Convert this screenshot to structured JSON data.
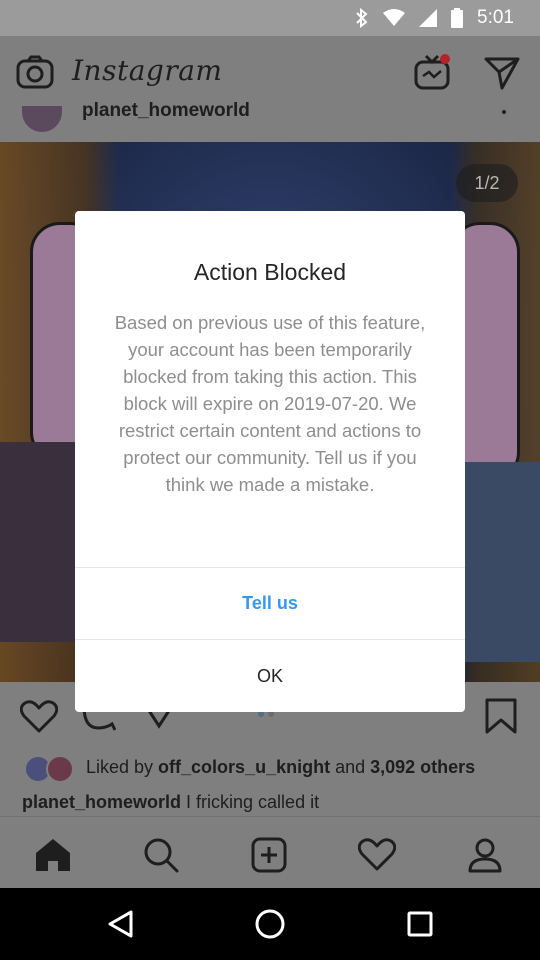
{
  "status_bar": {
    "time": "5:01",
    "icons": [
      "bluetooth-icon",
      "wifi-icon",
      "signal-icon",
      "battery-icon"
    ]
  },
  "app_header": {
    "brand": "Instagram",
    "icons": [
      "camera-icon",
      "igtv-icon",
      "direct-message-icon"
    ],
    "notification_color": "#b3232a"
  },
  "post": {
    "username": "planet_homeworld",
    "image_counter": "1/2",
    "liked_by_prefix": "Liked by ",
    "liked_by_user": "off_colors_u_knight",
    "liked_by_and": " and ",
    "liked_by_others": "3,092 others",
    "caption_user": "planet_homeworld",
    "caption_text": " I fricking called it",
    "carousel_position": 1,
    "carousel_total": 2
  },
  "bottom_nav": {
    "items": [
      "home-icon",
      "search-icon",
      "new-post-icon",
      "activity-icon",
      "profile-icon"
    ]
  },
  "system_nav": {
    "items": [
      "back-icon",
      "home-circle-icon",
      "recents-icon"
    ]
  },
  "dialog": {
    "title": "Action Blocked",
    "message": "Based on previous use of this feature, your account has been temporarily blocked from taking this action. This block will expire on 2019-07-20. We restrict certain content and actions to protect our community. Tell us if you think we made a mistake.",
    "primary_action": "Tell us",
    "secondary_action": "OK",
    "primary_color": "#3897f0"
  }
}
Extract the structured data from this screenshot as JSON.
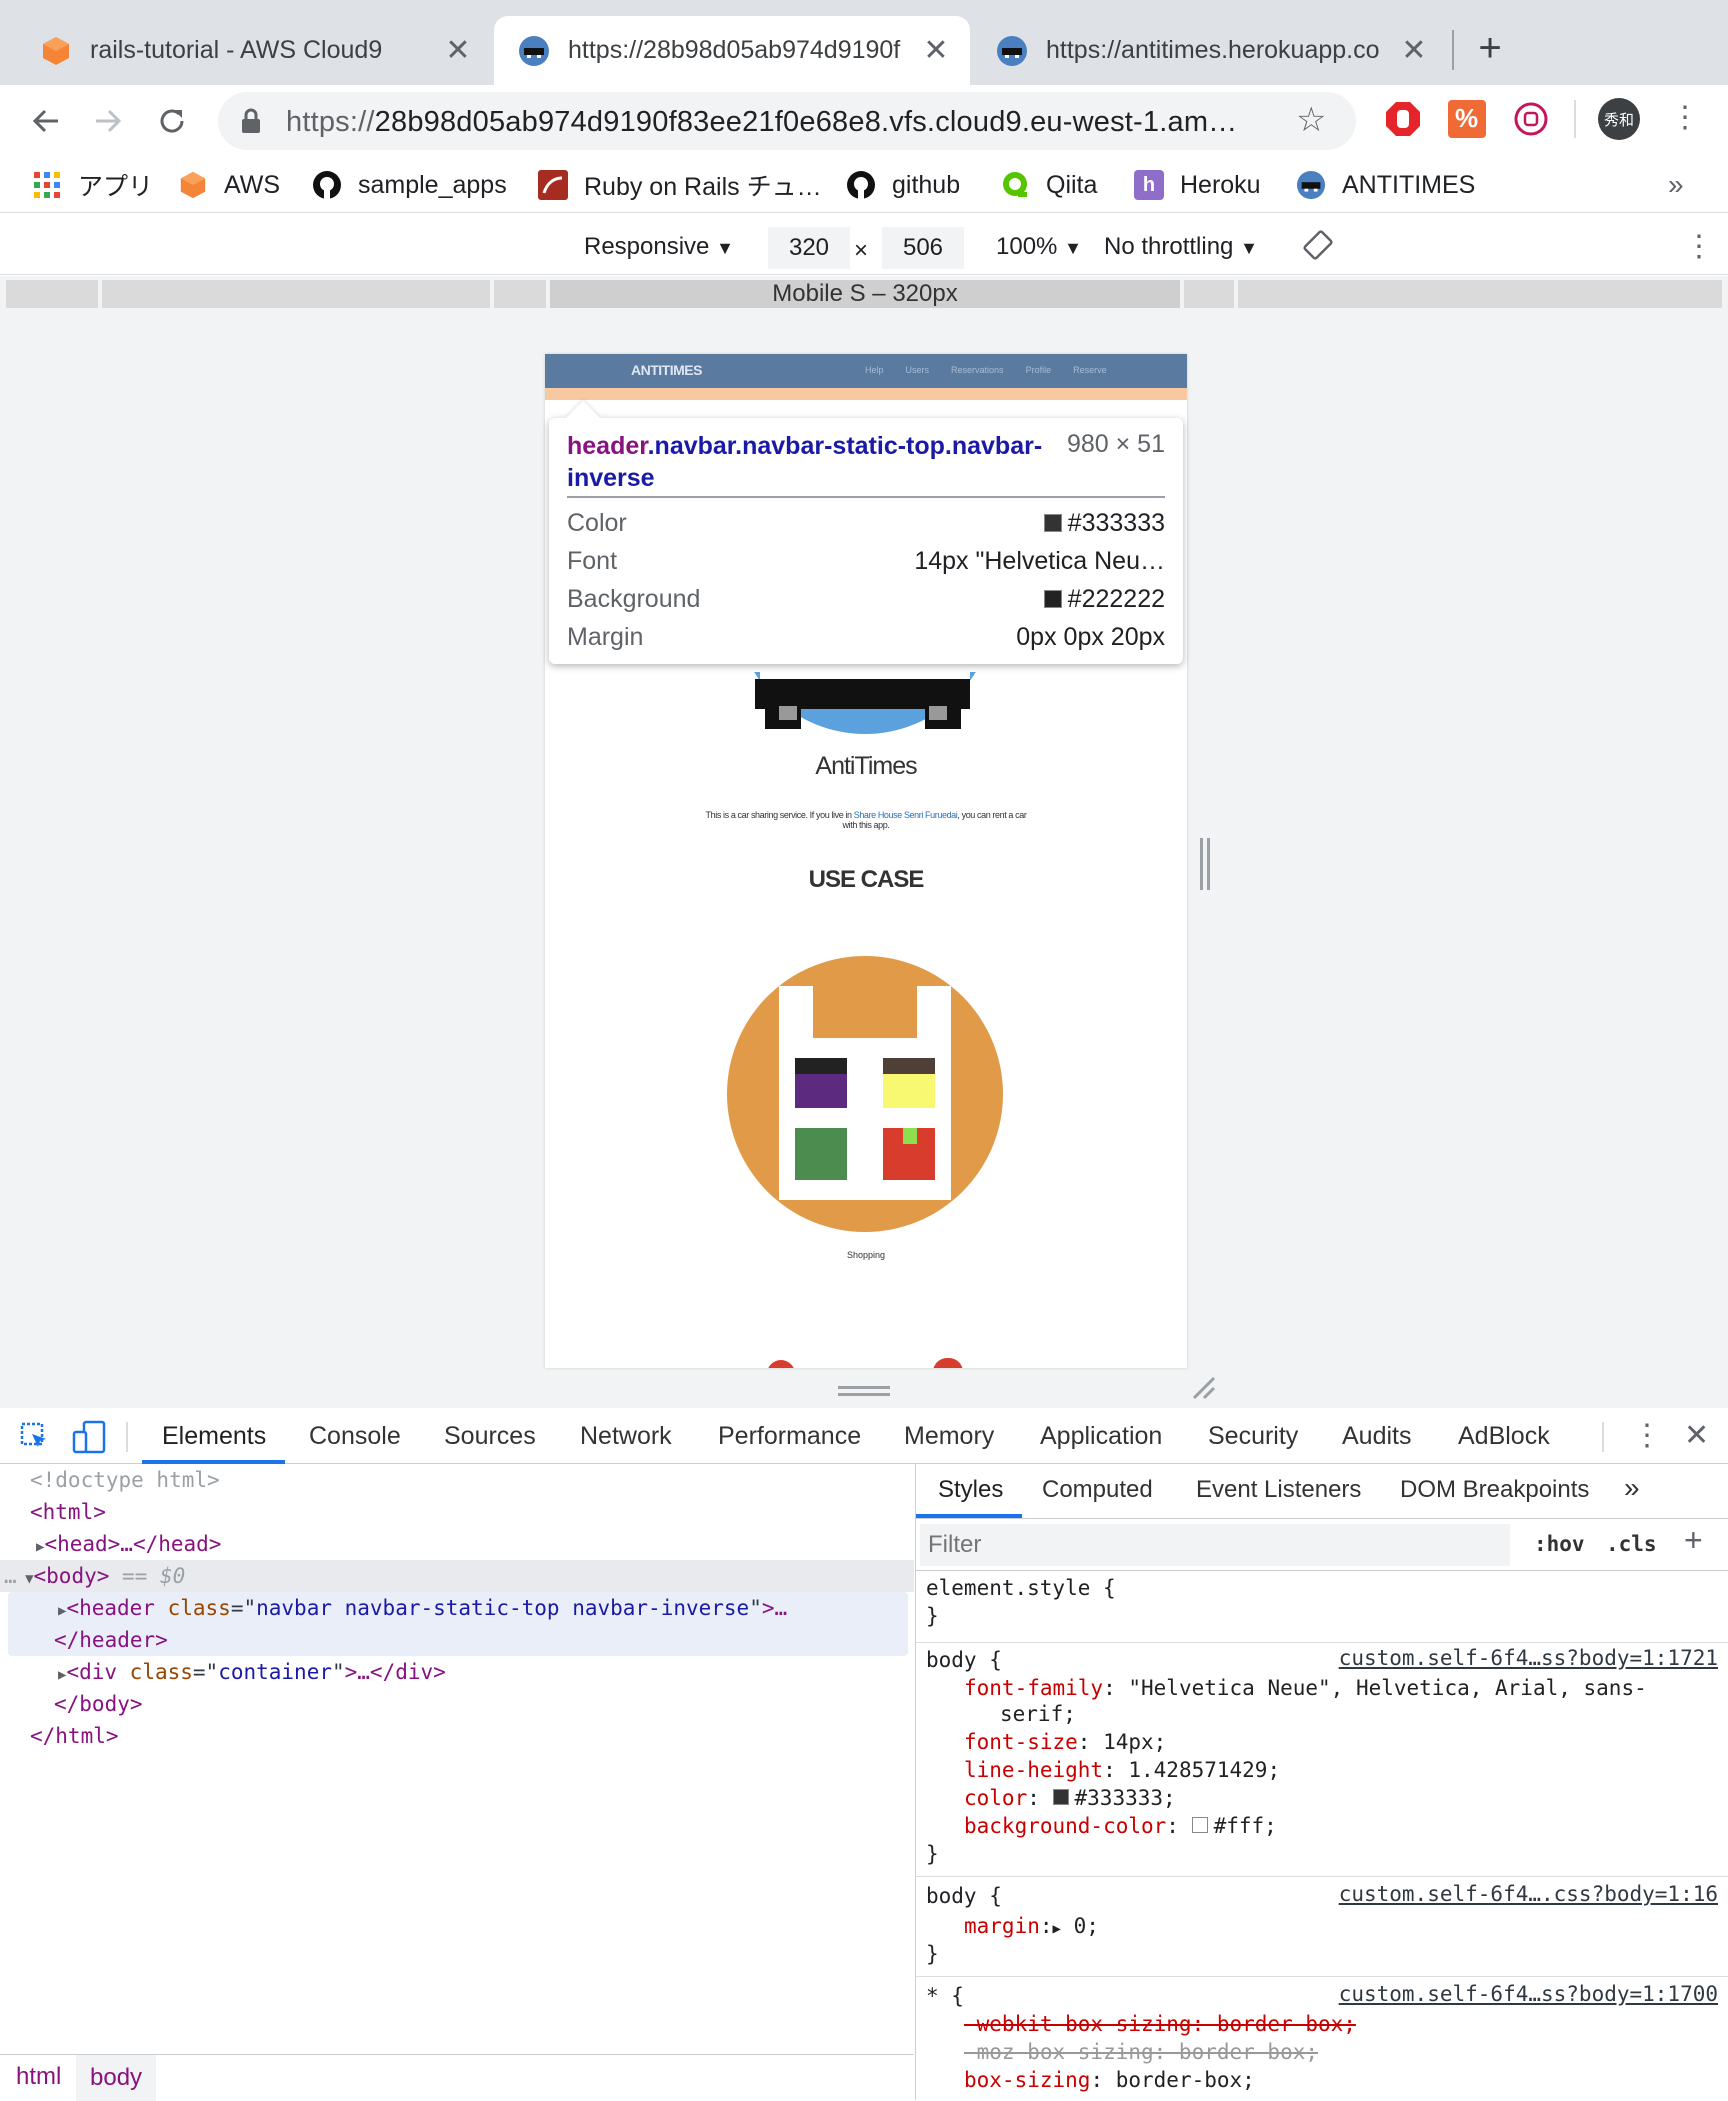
{
  "tabs": [
    {
      "title": "rails-tutorial - AWS Cloud9",
      "icon": "aws-cube-icon",
      "active": false
    },
    {
      "title": "https://28b98d05ab974d9190f",
      "icon": "car-favicon-icon",
      "active": true
    },
    {
      "title": "https://antitimes.herokuapp.co",
      "icon": "car-favicon-icon",
      "active": false
    }
  ],
  "toolbar": {
    "url_scheme": "https://",
    "url_rest": "28b98d05ab974d9190f83ee21f0e68e8.vfs.cloud9.eu-west-1.am…",
    "profile_label": "秀和"
  },
  "bookmarks": [
    {
      "label": "アプリ",
      "icon": "apps-grid-icon"
    },
    {
      "label": "AWS",
      "icon": "aws-cube-icon"
    },
    {
      "label": "sample_apps",
      "icon": "github-icon"
    },
    {
      "label": "Ruby on Rails チュ…",
      "icon": "rails-icon"
    },
    {
      "label": "github",
      "icon": "github-icon"
    },
    {
      "label": "Qiita",
      "icon": "qiita-icon"
    },
    {
      "label": "Heroku",
      "icon": "heroku-icon"
    },
    {
      "label": "ANTITIMES",
      "icon": "car-favicon-icon"
    }
  ],
  "bookmarks_overflow": "»",
  "device_toolbar": {
    "device": "Responsive",
    "width": "320",
    "times": "×",
    "height": "506",
    "zoom": "100%",
    "throttling": "No throttling",
    "media_query_label": "Mobile S – 320px"
  },
  "site": {
    "brand": "ANTITIMES",
    "nav_links": [
      "Help",
      "Users",
      "Reservations",
      "Profile",
      "Reserve"
    ],
    "title": "AntiTimes",
    "intro_pre": "This is a car sharing service. If you live in ",
    "intro_link": "Share House Senri Furuedai",
    "intro_post": ", you can rent a car",
    "intro_line2": "with this app.",
    "usecase_heading": "USE CASE",
    "shopping_caption": "Shopping"
  },
  "inspect_tooltip": {
    "selector_tag": "header",
    "selector_classes": ".navbar.navbar-static-top.navbar-inverse",
    "dimensions": "980 × 51",
    "rows": [
      {
        "key": "Color",
        "value": "#333333",
        "swatch": "#333333"
      },
      {
        "key": "Font",
        "value": "14px \"Helvetica Neu…",
        "swatch": ""
      },
      {
        "key": "Background",
        "value": "#222222",
        "swatch": "#222222"
      },
      {
        "key": "Margin",
        "value": "0px 0px 20px",
        "swatch": ""
      }
    ]
  },
  "devtools": {
    "tabs": [
      "Elements",
      "Console",
      "Sources",
      "Network",
      "Performance",
      "Memory",
      "Application",
      "Security",
      "Audits",
      "AdBlock"
    ],
    "active_tab": "Elements",
    "dom": {
      "doctype": "<!doctype html>",
      "html_open": "<html>",
      "head": "<head>…</head>",
      "body_open": "<body>",
      "body_marker": "== $0",
      "header_tag": "<header",
      "header_attr": "class",
      "header_value": "navbar navbar-static-top navbar-inverse",
      "header_tail": ">…",
      "header_close": "</header>",
      "div_tag": "<div",
      "div_attr": "class",
      "div_value": "container",
      "div_tail": ">…</div>",
      "body_close": "</body>",
      "html_close": "</html>"
    },
    "breadcrumbs": [
      "html",
      "body"
    ],
    "styles_tabs": [
      "Styles",
      "Computed",
      "Event Listeners",
      "DOM Breakpoints"
    ],
    "styles_overflow": "»",
    "filter_placeholder": "Filter",
    "hov": ":hov",
    "cls": ".cls",
    "rules": {
      "element_style": "element.style {",
      "body1_selector": "body {",
      "body1_source": "custom.self-6f4…ss?body=1:1721",
      "body1_props": [
        {
          "name": "font-family",
          "value": "\"Helvetica Neue\", Helvetica, Arial, sans-"
        },
        {
          "name": "",
          "value": "serif;"
        },
        {
          "name": "font-size",
          "value": "14px;"
        },
        {
          "name": "line-height",
          "value": "1.428571429;"
        },
        {
          "name": "color",
          "value": "#333333;"
        },
        {
          "name": "background-color",
          "value": "#fff;"
        }
      ],
      "body2_selector": "body {",
      "body2_source": "custom.self-6f4….css?body=1:16",
      "body2_prop": "margin",
      "body2_value": "0;",
      "star_selector": "* {",
      "star_source": "custom.self-6f4…ss?body=1:1700",
      "star_props": [
        "-webkit-box-sizing: border-box;",
        "-moz-box-sizing: border-box;",
        "box-sizing: border-box;"
      ],
      "close_brace": "}"
    }
  },
  "colors": {
    "chrome_bg": "#dee1e6",
    "accent_blue": "#1a73e8",
    "site_navbar": "#5a7aa0",
    "site_orange": "#e09a48",
    "site_blue_circle": "#5ba1de"
  }
}
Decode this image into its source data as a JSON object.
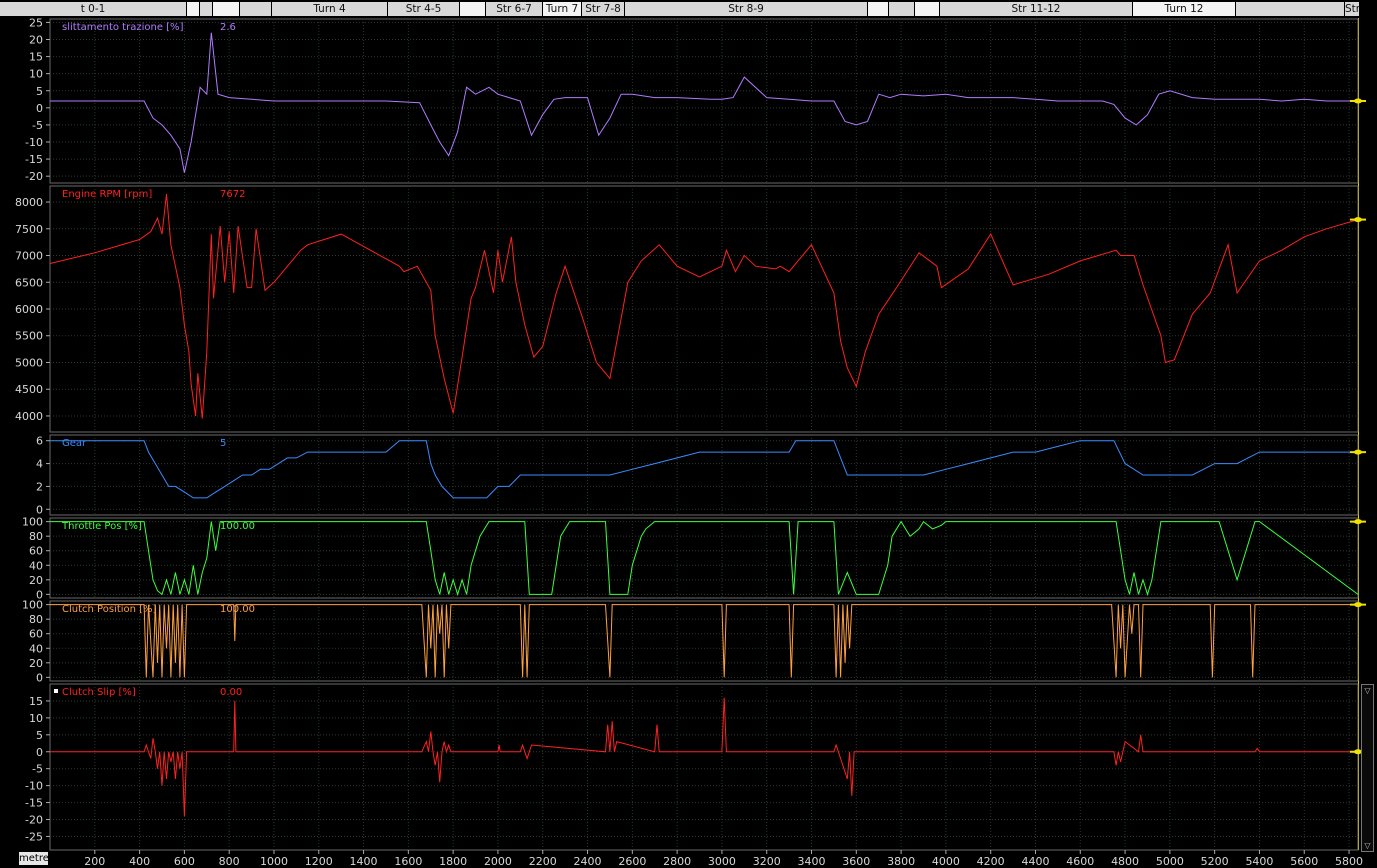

# # # #

Goal of the exercise. Give back the entries verbatim. Do not include any picture.

Problem solution.
Convert this screenshot to structured JSON data.
{
  "status_bar": {
    "time": "5:01",
    "icons": [
      "bluetooth-icon",
      "wifi-icon",
      "signal-icon",
      "battery-icon"
    ]
  },
  "app_header": {
    "brand": "Instagram",
    "icons": [
      "camera-icon",
      "igtv-icon",
      "direct-message-icon"
    ],
    "notification_color": "#b3232a"
  },
  "post": {
    "username": "planet_homeworld",
    "image_counter": "1/2",
    "liked_by_prefix": "Liked by ",
    "liked_by_user": "off_colors_u_knight",
    "liked_by_and": " and ",
    "liked_by_others": "3,092 others",
    "caption_user": "planet_homeworld",
    "caption_text": " I fricking called it",
    "carousel_position": 1,
    "carousel_total": 2
  },
  "bottom_nav": {
    "items": [
      "home-icon",
      "search-icon",
      "new-post-icon",
      "activity-icon",
      "profile-icon"
    ]
  },
  "system_nav": {
    "items": [
      "back-icon",
      "home-circle-icon",
      "recents-icon"
    ]
  },
  "dialog": {
    "title": "Action Blocked",
    "message": "Based on previous use of this feature, your account has been temporarily blocked from taking this action. This block will expire on 2019-07-20. We restrict certain content and actions to protect our community. Tell us if you think we made a mistake.",
    "primary_action": "Tell us",
    "secondary_action": "OK",
    "primary_color": "#3897f0"
  }
}
Extract the structured data from this screenshot as JSON.
{
  "tabs": [
    {
      "title": "rails-tutorial - AWS Cloud9",
      "icon": "aws-cube-icon",
      "active": false
    },
    {
      "title": "https://28b98d05ab974d9190f",
      "icon": "car-favicon-icon",
      "active": true
    },
    {
      "title": "https://antitimes.herokuapp.co",
      "icon": "car-favicon-icon",
      "active": false
    }
  ],
  "toolbar": {
    "url_scheme": "https://",
    "url_rest": "28b98d05ab974d9190f83ee21f0e68e8.vfs.cloud9.eu-west-1.am…",
    "profile_label": "秀和"
  },
  "bookmarks": [
    {
      "label": "アプリ",
      "icon": "apps-grid-icon"
    },
    {
      "label": "AWS",
      "icon": "aws-cube-icon"
    },
    {
      "label": "sample_apps",
      "icon": "github-icon"
    },
    {
      "label": "Ruby on Rails チュ…",
      "icon": "rails-icon"
    },
    {
      "label": "github",
      "icon": "github-icon"
    },
    {
      "label": "Qiita",
      "icon": "qiita-icon"
    },
    {
      "label": "Heroku",
      "icon": "heroku-icon"
    },
    {
      "label": "ANTITIMES",
      "icon": "car-favicon-icon"
    }
  ],
  "bookmarks_overflow": "»",
  "device_toolbar": {
    "device": "Responsive",
    "width": "320",
    "times": "×",
    "height": "506",
    "zoom": "100%",
    "throttling": "No throttling",
    "media_query_label": "Mobile S – 320px"
  },
  "site": {
    "brand": "ANTITIMES",
    "nav_links": [
      "Help",
      "Users",
      "Reservations",
      "Profile",
      "Reserve"
    ],
    "title": "AntiTimes",
    "intro_pre": "This is a car sharing service. If you live in ",
    "intro_link": "Share House Senri Furuedai",
    "intro_post": ", you can rent a car",
    "intro_line2": "with this app.",
    "usecase_heading": "USE CASE",
    "shopping_caption": "Shopping"
  },
  "inspect_tooltip": {
    "selector_tag": "header",
    "selector_classes": ".navbar.navbar-static-top.navbar-inverse",
    "dimensions": "980 × 51",
    "rows": [
      {
        "key": "Color",
        "value": "#333333",
        "swatch": "#333333"
      },
      {
        "key": "Font",
        "value": "14px \"Helvetica Neu…",
        "swatch": ""
      },
      {
        "key": "Background",
        "value": "#222222",
        "swatch": "#222222"
      },
      {
        "key": "Margin",
        "value": "0px 0px 20px",
        "swatch": ""
      }
    ]
  },
  "devtools": {
    "tabs": [
      "Elements",
      "Console",
      "Sources",
      "Network",
      "Performance",
      "Memory",
      "Application",
      "Security",
      "Audits",
      "AdBlock"
    ],
    "active_tab": "Elements",
    "dom": {
      "doctype": "<!doctype html>",
      "html_open": "<html>",
      "head": "<head>…</head>",
      "body_open": "<body>",
      "body_marker": "== $0",
      "header_tag": "<header",
      "header_attr": "class",
      "header_value": "navbar navbar-static-top navbar-inverse",
      "header_tail": ">…",
      "header_close": "</header>",
      "div_tag": "<div",
      "div_attr": "class",
      "div_value": "container",
      "div_tail": ">…</div>",
      "body_close": "</body>",
      "html_close": "</html>"
    },
    "breadcrumbs": [
      "html",
      "body"
    ],
    "styles_tabs": [
      "Styles",
      "Computed",
      "Event Listeners",
      "DOM Breakpoints"
    ],
    "styles_overflow": "»",
    "filter_placeholder": "Filter",
    "hov": ":hov",
    "cls": ".cls",
    "rules": {
      "element_style": "element.style {",
      "body1_selector": "body {",
      "body1_source": "custom.self-6f4…ss?body=1:1721",
      "body1_props": [
        {
          "name": "font-family",
          "value": "\"Helvetica Neue\", Helvetica, Arial, sans-"
        },
        {
          "name": "",
          "value": "serif;"
        },
        {
          "name": "font-size",
          "value": "14px;"
        },
        {
          "name": "line-height",
          "value": "1.428571429;"
        },
        {
          "name": "color",
          "value": "#333333;"
        },
        {
          "name": "background-color",
          "value": "#fff;"
        }
      ],
      "body2_selector": "body {",
      "body2_source": "custom.self-6f4….css?body=1:16",
      "body2_prop": "margin",
      "body2_value": "0;",
      "star_selector": "* {",
      "star_source": "custom.self-6f4…ss?body=1:1700",
      "star_props": [
        "-webkit-box-sizing: border-box;",
        "-moz-box-sizing: border-box;",
        "box-sizing: border-box;"
      ],
      "close_brace": "}"
    }
  },
  "colors": {
    "chrome_bg": "#dee1e6",
    "accent_blue": "#1a73e8",
    "site_navbar": "#5a7aa0",
    "site_orange": "#e09a48",
    "site_blue_circle": "#5ba1de"
  }
}
Decode this image into its source data as a JSON object.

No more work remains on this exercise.